Dataset excerpts
──────────────────────────────
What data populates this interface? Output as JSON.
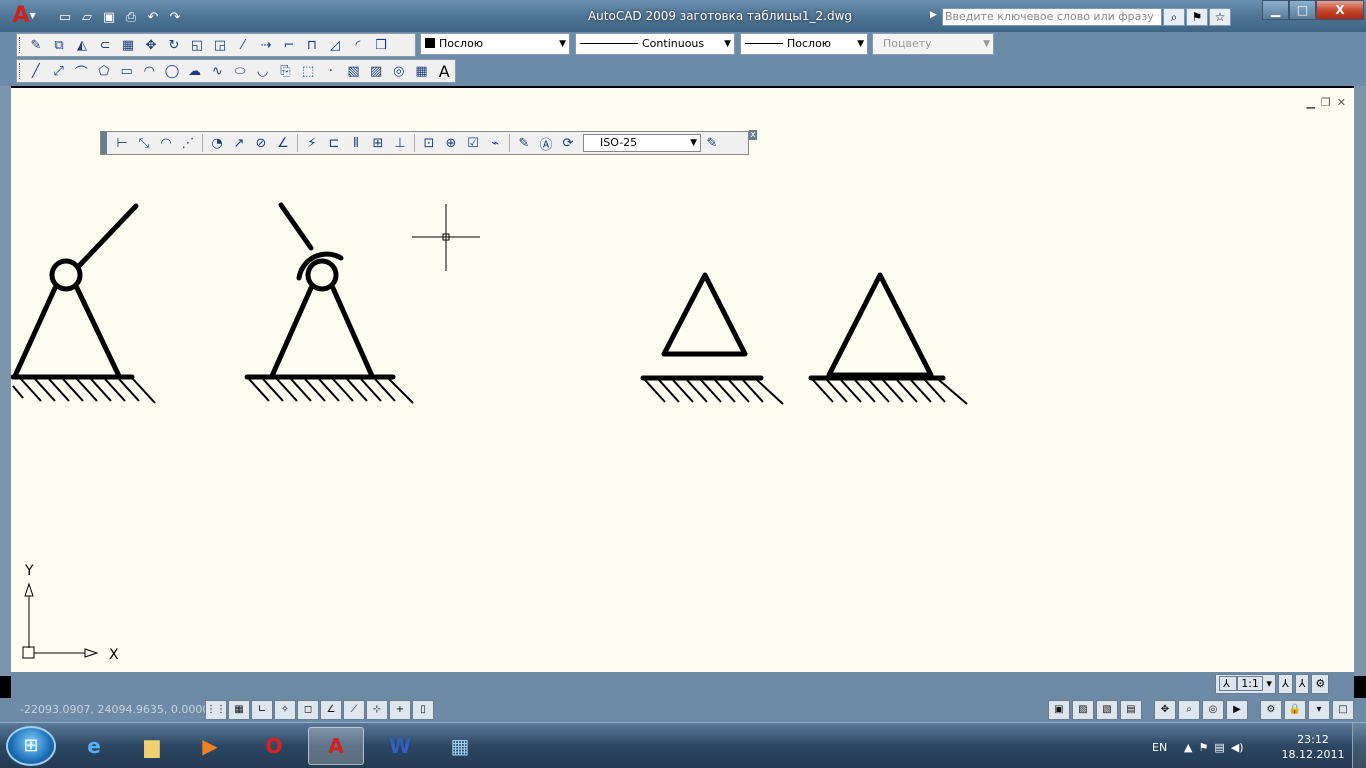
{
  "window": {
    "title": "AutoCAD 2009 заготовка таблицы1_2.dwg",
    "app_button_glyph": "A",
    "minimize": "▁",
    "maximize": "□",
    "close": "X"
  },
  "search": {
    "placeholder": "Введите ключевое слово или фразу"
  },
  "properties": {
    "layer_color": "Послою",
    "linetype": "Continuous",
    "lineweight": "Послою",
    "plot_style": "Поцвету"
  },
  "dim_toolbar": {
    "dimstyle": "ISO-25",
    "close": "x"
  },
  "draw_toolbar": {
    "text_tool": "A"
  },
  "ucs": {
    "x_label": "X",
    "y_label": "Y"
  },
  "status": {
    "coords": "-22093.0907, 24094.9635, 0.0000",
    "annotation_scale": "1:1"
  },
  "taskbar": {
    "language": "EN",
    "time": "23:12",
    "date": "18.12.2011"
  },
  "colors": {
    "titlebar": "#4d7393",
    "canvas_bg": "#fefdf2",
    "toolbar_bg": "#f0f0f0",
    "accent_red": "#d02020"
  },
  "icons": {
    "qat": [
      "new-icon",
      "open-icon",
      "save-icon",
      "print-icon",
      "undo-icon",
      "redo-icon"
    ],
    "modify": [
      "erase-icon",
      "copy-icon",
      "mirror-icon",
      "offset-icon",
      "array-icon",
      "move-icon",
      "rotate-icon",
      "scale-icon",
      "stretch-icon",
      "trim-icon",
      "extend-icon",
      "break-icon",
      "join-icon",
      "chamfer-icon",
      "fillet-icon",
      "explode-icon"
    ],
    "draw": [
      "line-icon",
      "xline-icon",
      "polyline-icon",
      "polygon-icon",
      "rectangle-icon",
      "arc-icon",
      "circle-icon",
      "revcloud-icon",
      "spline-icon",
      "ellipse-icon",
      "ellipse-arc-icon",
      "insert-block-icon",
      "make-block-icon",
      "point-icon",
      "hatch-icon",
      "gradient-icon",
      "region-icon",
      "table-icon"
    ]
  }
}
──────────────────────────────
→ Work required
Transcribe the records verbatim and omit the images.

→ Output of the exercise
What data populates this interface? Output as JSON.
{
  "window": {
    "title": "AutoCAD 2009 заготовка таблицы1_2.dwg",
    "app_button_glyph": "A",
    "minimize": "▁",
    "maximize": "□",
    "close": "X"
  },
  "search": {
    "placeholder": "Введите ключевое слово или фразу"
  },
  "properties": {
    "layer_color": "Послою",
    "linetype": "Continuous",
    "lineweight": "Послою",
    "plot_style": "Поцвету"
  },
  "dim_toolbar": {
    "dimstyle": "ISO-25",
    "close": "x"
  },
  "draw_toolbar": {
    "text_tool": "A"
  },
  "ucs": {
    "x_label": "X",
    "y_label": "Y"
  },
  "status": {
    "coords": "-22093.0907, 24094.9635, 0.0000",
    "annotation_scale": "1:1"
  },
  "taskbar": {
    "language": "EN",
    "time": "23:12",
    "date": "18.12.2011"
  },
  "colors": {
    "titlebar": "#4d7393",
    "canvas_bg": "#fefdf2",
    "toolbar_bg": "#f0f0f0",
    "accent_red": "#d02020"
  },
  "icons": {
    "qat": [
      "new-icon",
      "open-icon",
      "save-icon",
      "print-icon",
      "undo-icon",
      "redo-icon"
    ],
    "modify": [
      "erase-icon",
      "copy-icon",
      "mirror-icon",
      "offset-icon",
      "array-icon",
      "move-icon",
      "rotate-icon",
      "scale-icon",
      "stretch-icon",
      "trim-icon",
      "extend-icon",
      "break-icon",
      "join-icon",
      "chamfer-icon",
      "fillet-icon",
      "explode-icon"
    ],
    "draw": [
      "line-icon",
      "xline-icon",
      "polyline-icon",
      "polygon-icon",
      "rectangle-icon",
      "arc-icon",
      "circle-icon",
      "revcloud-icon",
      "spline-icon",
      "ellipse-icon",
      "ellipse-arc-icon",
      "insert-block-icon",
      "make-block-icon",
      "point-icon",
      "hatch-icon",
      "gradient-icon",
      "region-icon",
      "table-icon"
    ]
  }
}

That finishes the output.